--- start Data extract ---

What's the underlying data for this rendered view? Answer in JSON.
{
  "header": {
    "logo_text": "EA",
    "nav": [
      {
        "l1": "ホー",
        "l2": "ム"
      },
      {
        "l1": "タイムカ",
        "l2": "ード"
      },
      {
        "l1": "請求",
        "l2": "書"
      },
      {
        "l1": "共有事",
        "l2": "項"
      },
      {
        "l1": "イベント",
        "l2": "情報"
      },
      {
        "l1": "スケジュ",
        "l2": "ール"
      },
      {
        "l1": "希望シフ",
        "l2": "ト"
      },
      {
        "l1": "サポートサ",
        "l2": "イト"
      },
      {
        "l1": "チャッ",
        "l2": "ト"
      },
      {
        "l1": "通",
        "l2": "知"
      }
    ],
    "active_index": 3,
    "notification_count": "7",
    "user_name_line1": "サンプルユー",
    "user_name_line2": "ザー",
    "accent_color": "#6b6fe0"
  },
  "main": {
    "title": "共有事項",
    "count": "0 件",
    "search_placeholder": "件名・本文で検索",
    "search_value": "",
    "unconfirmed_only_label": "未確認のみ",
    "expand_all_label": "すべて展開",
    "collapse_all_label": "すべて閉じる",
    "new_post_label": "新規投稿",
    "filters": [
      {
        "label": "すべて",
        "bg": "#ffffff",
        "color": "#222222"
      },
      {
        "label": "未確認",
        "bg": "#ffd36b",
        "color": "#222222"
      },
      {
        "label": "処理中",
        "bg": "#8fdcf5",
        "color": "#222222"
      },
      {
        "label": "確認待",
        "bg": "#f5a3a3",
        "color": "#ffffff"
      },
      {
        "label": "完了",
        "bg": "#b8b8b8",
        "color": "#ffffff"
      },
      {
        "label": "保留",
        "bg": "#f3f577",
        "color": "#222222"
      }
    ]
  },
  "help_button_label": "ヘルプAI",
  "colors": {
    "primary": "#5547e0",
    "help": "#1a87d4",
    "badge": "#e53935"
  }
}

--- end Data extract ---

**Directions**
Repeat each of the entries above precisely as given.

**Correct response**
What's the underlying data for this rendered view? Answer in JSON.
{
  "header": {
    "logo_text": "EA",
    "nav": [
      {
        "l1": "ホー",
        "l2": "ム"
      },
      {
        "l1": "タイムカ",
        "l2": "ード"
      },
      {
        "l1": "請求",
        "l2": "書"
      },
      {
        "l1": "共有事",
        "l2": "項"
      },
      {
        "l1": "イベント",
        "l2": "情報"
      },
      {
        "l1": "スケジュ",
        "l2": "ール"
      },
      {
        "l1": "希望シフ",
        "l2": "ト"
      },
      {
        "l1": "サポートサ",
        "l2": "イト"
      },
      {
        "l1": "チャッ",
        "l2": "ト"
      },
      {
        "l1": "通",
        "l2": "知"
      }
    ],
    "active_index": 3,
    "notification_count": "7",
    "user_name_line1": "サンプルユー",
    "user_name_line2": "ザー",
    "accent_color": "#6b6fe0"
  },
  "main": {
    "title": "共有事項",
    "count": "0 件",
    "search_placeholder": "件名・本文で検索",
    "search_value": "",
    "unconfirmed_only_label": "未確認のみ",
    "expand_all_label": "すべて展開",
    "collapse_all_label": "すべて閉じる",
    "new_post_label": "新規投稿",
    "filters": [
      {
        "label": "すべて",
        "bg": "#ffffff",
        "color": "#222222"
      },
      {
        "label": "未確認",
        "bg": "#ffd36b",
        "color": "#222222"
      },
      {
        "label": "処理中",
        "bg": "#8fdcf5",
        "color": "#222222"
      },
      {
        "label": "確認待",
        "bg": "#f5a3a3",
        "color": "#ffffff"
      },
      {
        "label": "完了",
        "bg": "#b8b8b8",
        "color": "#ffffff"
      },
      {
        "label": "保留",
        "bg": "#f3f577",
        "color": "#222222"
      }
    ]
  },
  "help_button_label": "ヘルプAI",
  "colors": {
    "primary": "#5547e0",
    "help": "#1a87d4",
    "badge": "#e53935"
  }
}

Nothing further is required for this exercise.